▶ [Given instruction] Tell how many lines in the data below hold the string "OEND"; give nothing but the number.

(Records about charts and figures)

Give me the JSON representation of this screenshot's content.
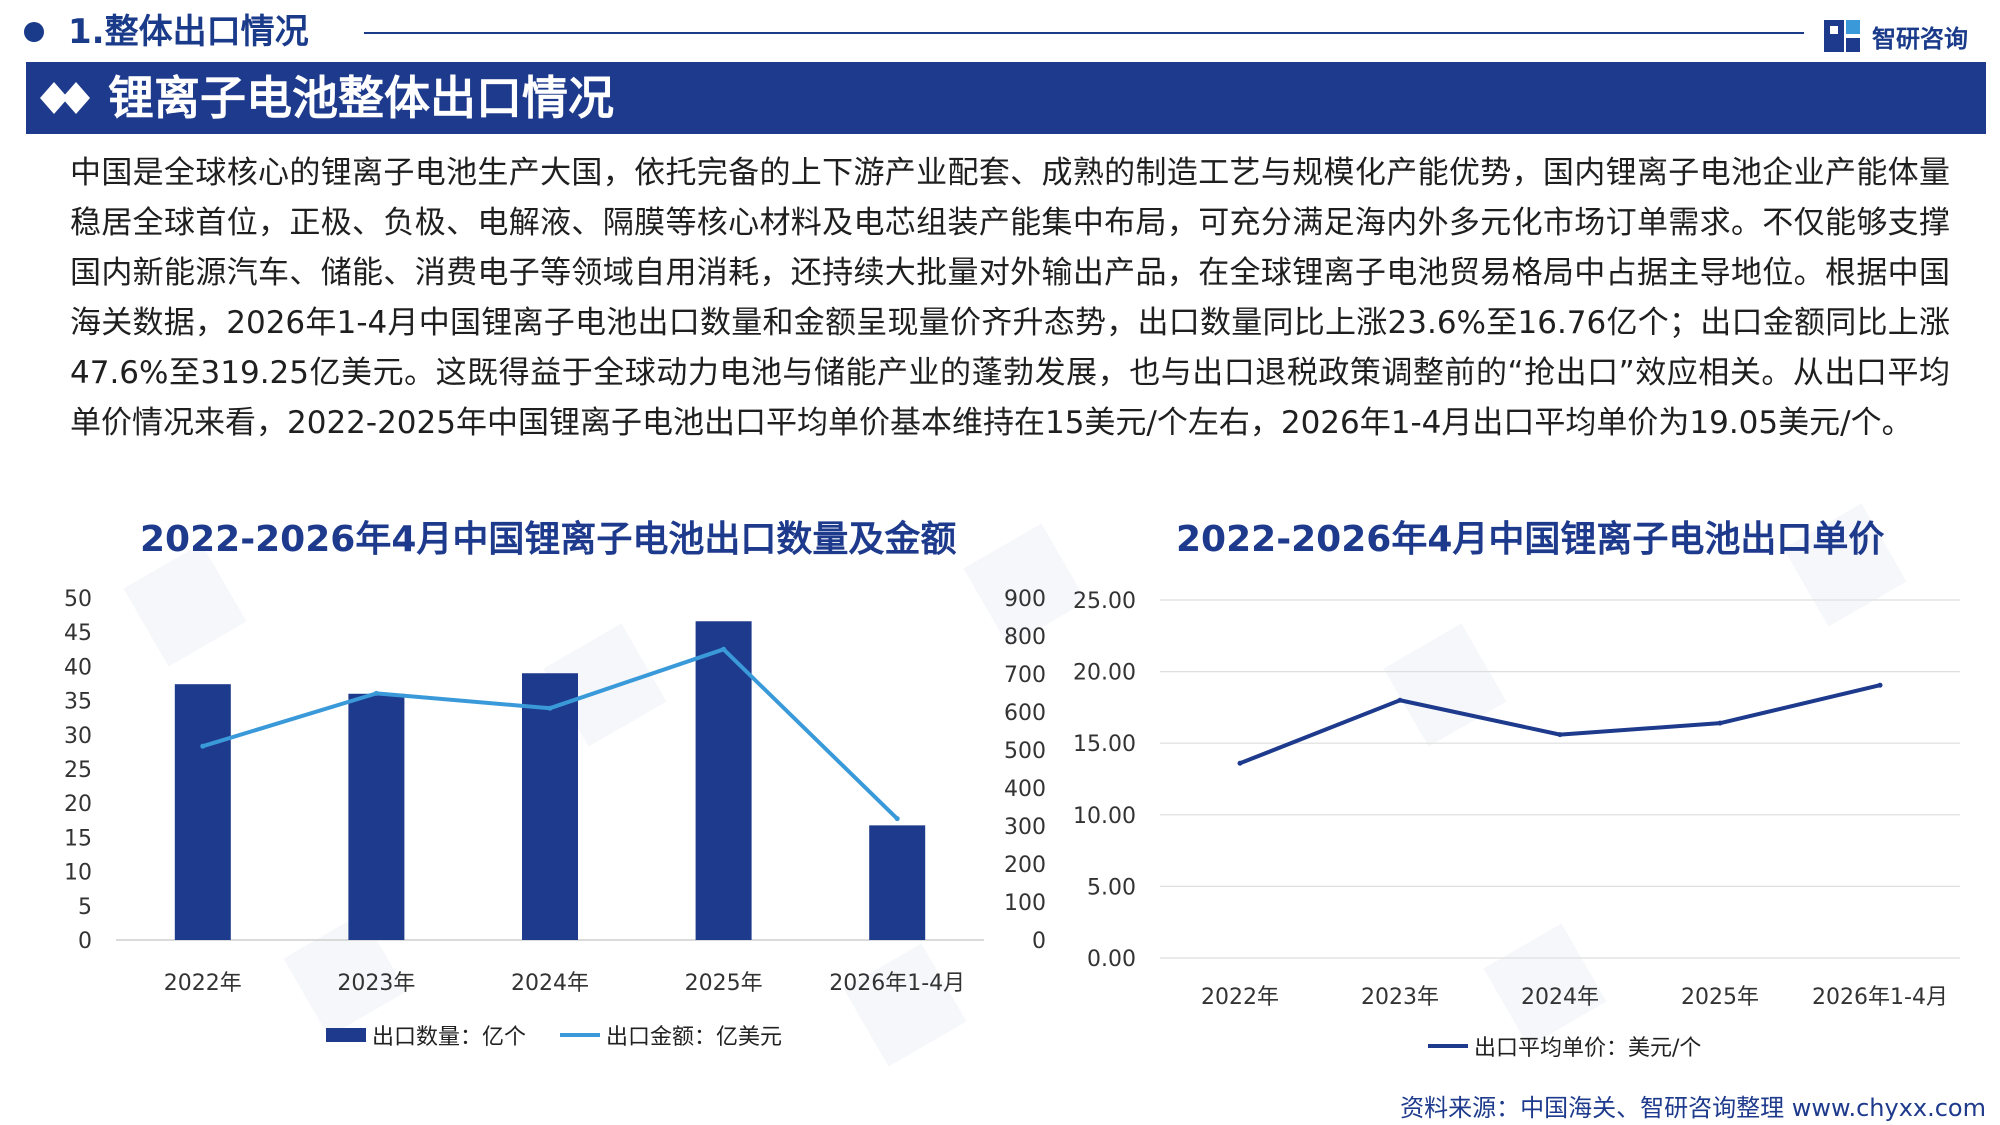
{
  "header": {
    "section_title": "1.整体出口情况",
    "brand_name": "智研咨询"
  },
  "banner": {
    "title": "锂离子电池整体出口情况"
  },
  "paragraph": "中国是全球核心的锂离子电池生产大国，依托完备的上下游产业配套、成熟的制造工艺与规模化产能优势，国内锂离子电池企业产能体量稳居全球首位，正极、负极、电解液、隔膜等核心材料及电芯组装产能集中布局，可充分满足海内外多元化市场订单需求。不仅能够支撑国内新能源汽车、储能、消费电子等领域自用消耗，还持续大批量对外输出产品，在全球锂离子电池贸易格局中占据主导地位。根据中国海关数据，2026年1-4月中国锂离子电池出口数量和金额呈现量价齐升态势，出口数量同比上涨23.6%至16.76亿个；出口金额同比上涨47.6%至319.25亿美元。这既得益于全球动力电池与储能产业的蓬勃发展，也与出口退税政策调整前的“抢出口”效应相关。从出口平均单价情况来看，2022-2025年中国锂离子电池出口平均单价基本维持在15美元/个左右，2026年1-4月出口平均单价为19.05美元/个。",
  "chart_data": [
    {
      "type": "bar",
      "title": "2022-2026年4月中国锂离子电池出口数量及金额",
      "categories": [
        "2022年",
        "2023年",
        "2024年",
        "2025年",
        "2026年1-4月"
      ],
      "series": [
        {
          "name": "出口数量：亿个",
          "type": "bar",
          "axis": "left",
          "color": "#1e3a8c",
          "values": [
            37.4,
            36.0,
            39.0,
            46.6,
            16.76
          ]
        },
        {
          "name": "出口金额：亿美元",
          "type": "line",
          "axis": "right",
          "color": "#3a9ad9",
          "values": [
            510,
            649,
            610,
            765,
            319.25
          ]
        }
      ],
      "ylim": [
        0,
        50
      ],
      "yticks": [
        "0",
        "5",
        "10",
        "15",
        "20",
        "25",
        "30",
        "35",
        "40",
        "45",
        "50"
      ],
      "y2lim": [
        0,
        900
      ],
      "y2ticks": [
        "0",
        "100",
        "200",
        "300",
        "400",
        "500",
        "600",
        "700",
        "800",
        "900"
      ],
      "legend": "bottom",
      "grid": false
    },
    {
      "type": "line",
      "title": "2022-2026年4月中国锂离子电池出口单价",
      "categories": [
        "2022年",
        "2023年",
        "2024年",
        "2025年",
        "2026年1-4月"
      ],
      "series": [
        {
          "name": "出口平均单价：美元/个",
          "color": "#1e3a8c",
          "values": [
            13.6,
            18.0,
            15.6,
            16.4,
            19.05
          ]
        }
      ],
      "ylim": [
        0,
        25
      ],
      "yticks": [
        "0.00",
        "5.00",
        "10.00",
        "15.00",
        "20.00",
        "25.00"
      ],
      "legend": "bottom",
      "grid": true
    }
  ],
  "source": "资料来源：中国海关、智研咨询整理  www.chyxx.com"
}
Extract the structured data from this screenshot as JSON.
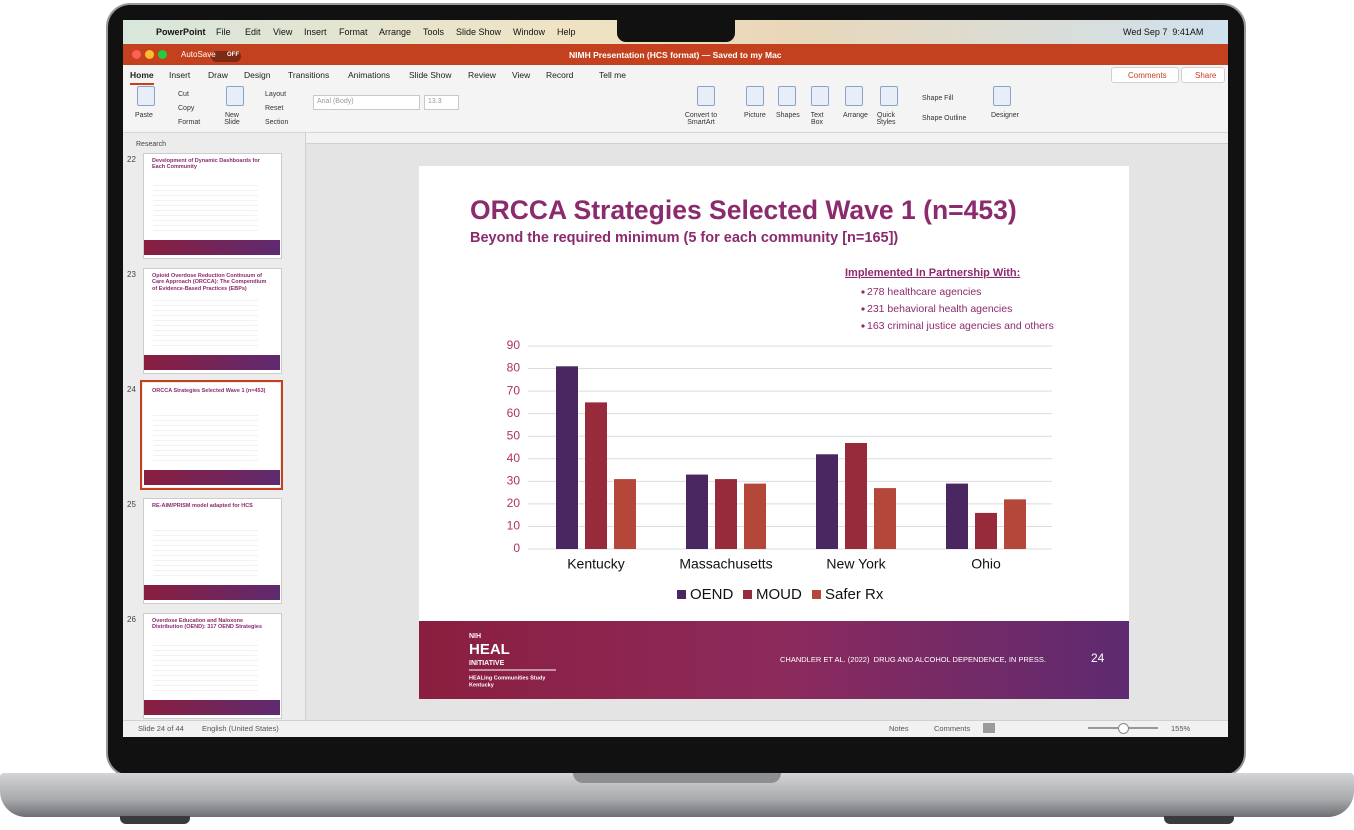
{
  "menu_bar": {
    "app": "PowerPoint",
    "items": [
      "File",
      "Edit",
      "View",
      "Insert",
      "Format",
      "Arrange",
      "Tools",
      "Slide Show",
      "Window",
      "Help"
    ],
    "clock": "Wed Sep 7  9:41AM"
  },
  "title_bar": {
    "autosave": "AutoSave",
    "autosave_state": "OFF",
    "document_title": "NIMH Presentation (HCS format) — Saved to my Mac"
  },
  "ribbon": {
    "tabs": [
      "Home",
      "Insert",
      "Draw",
      "Design",
      "Transitions",
      "Animations",
      "Slide Show",
      "Review",
      "View",
      "Record",
      "Tell me"
    ],
    "comments": "Comments",
    "share": "Share",
    "buttons": [
      "Paste",
      "Cut",
      "Copy",
      "Format",
      "New Slide",
      "Layout",
      "Reset",
      "Section",
      "Arial (Body)",
      "13.3",
      "Convert to SmartArt",
      "Picture",
      "Shapes",
      "Text Box",
      "Arrange",
      "Quick Styles",
      "Shape Fill",
      "Shape Outline",
      "Designer"
    ]
  },
  "slide_pane": {
    "section": "Research",
    "thumbnails": [
      {
        "number": "22",
        "title": "Development of Dynamic Dashboards for Each Community"
      },
      {
        "number": "23",
        "title": "Opioid Overdose Reduction Continuum of Care Approach (ORCCA): The Compendium of Evidence-Based Practices (EBPs)"
      },
      {
        "number": "24",
        "title": "ORCCA Strategies Selected Wave 1 (n=453)"
      },
      {
        "number": "25",
        "title": "RE-AIM/PRISM model adapted for HCS"
      },
      {
        "number": "26",
        "title": "Overdose Education and Naloxone Distribution (OEND): 317 OEND Strategies"
      }
    ]
  },
  "slide": {
    "title": "ORCCA Strategies Selected Wave 1 (n=453)",
    "subtitle": "Beyond the required minimum (5 for each community [n=165])",
    "partners_heading": "Implemented In Partnership With:",
    "partners": [
      "278 healthcare agencies",
      "231 behavioral health agencies",
      "163 criminal justice agencies and others"
    ],
    "chart_data": {
      "type": "bar",
      "categories": [
        "Kentucky",
        "Massachusetts",
        "New York",
        "Ohio"
      ],
      "series": [
        {
          "name": "OEND",
          "color": "#4a2760",
          "values": [
            81,
            33,
            42,
            29
          ]
        },
        {
          "name": "MOUD",
          "color": "#972b3c",
          "values": [
            65,
            31,
            47,
            16
          ]
        },
        {
          "name": "Safer Rx",
          "color": "#b5473a",
          "values": [
            31,
            29,
            27,
            22
          ]
        }
      ],
      "ylim": [
        0,
        90
      ],
      "yticks": [
        0,
        10,
        20,
        30,
        40,
        50,
        60,
        70,
        80,
        90
      ],
      "grid": true
    },
    "footer": {
      "logo_top": "NIH",
      "logo_main": "HEAL",
      "logo_sub": "INITIATIVE",
      "study": "HEALing Communities Study",
      "site": "Kentucky",
      "citation": "CHANDLER ET AL. (2022)  DRUG AND ALCOHOL DEPENDENCE, IN PRESS.",
      "page": "24"
    }
  },
  "status_bar": {
    "slide_position": "Slide 24 of 44",
    "language": "English (United States)",
    "notes": "Notes",
    "comments": "Comments",
    "zoom": "155%"
  }
}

▶ [The reply] 2